• CHALLENGE:
Scan the entries below and report only how many lines contain "Resolution".

• LISTED RECORDS:
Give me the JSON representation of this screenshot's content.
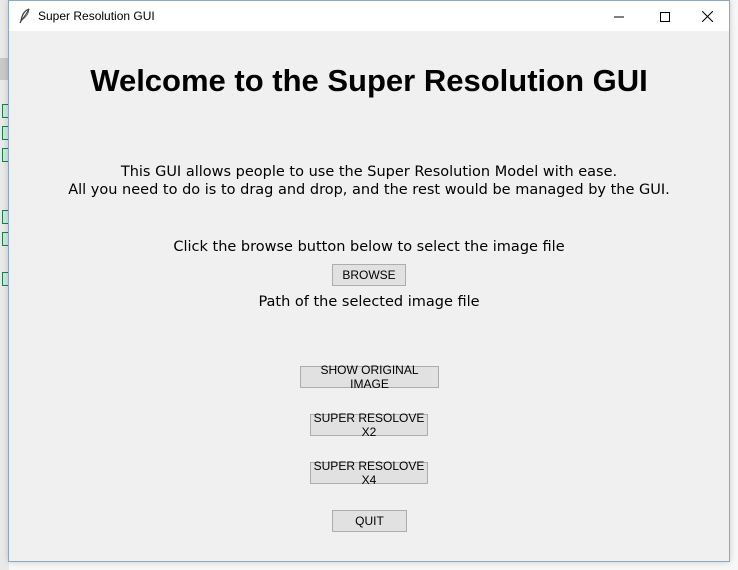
{
  "window": {
    "title": "Super Resolution GUI"
  },
  "main": {
    "heading": "Welcome to the Super Resolution GUI",
    "description_line1": "This GUI allows people to use the Super Resolution Model with ease.",
    "description_line2": "All you need to do is to drag and drop, and the rest would be managed by the GUI.",
    "instruction": "Click the browse button below to select the image file",
    "path_label": "Path of the selected image file"
  },
  "buttons": {
    "browse": "BROWSE",
    "show_original": "SHOW ORIGINAL IMAGE",
    "super_x2": "SUPER RESOLOVE X2",
    "super_x4": "SUPER RESOLOVE X4",
    "quit": "QUIT"
  },
  "icons": {
    "app": "feather-icon",
    "minimize": "minimize-icon",
    "maximize": "maximize-icon",
    "close": "close-icon"
  }
}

• ANSWER TO THIS PROBLEM:
3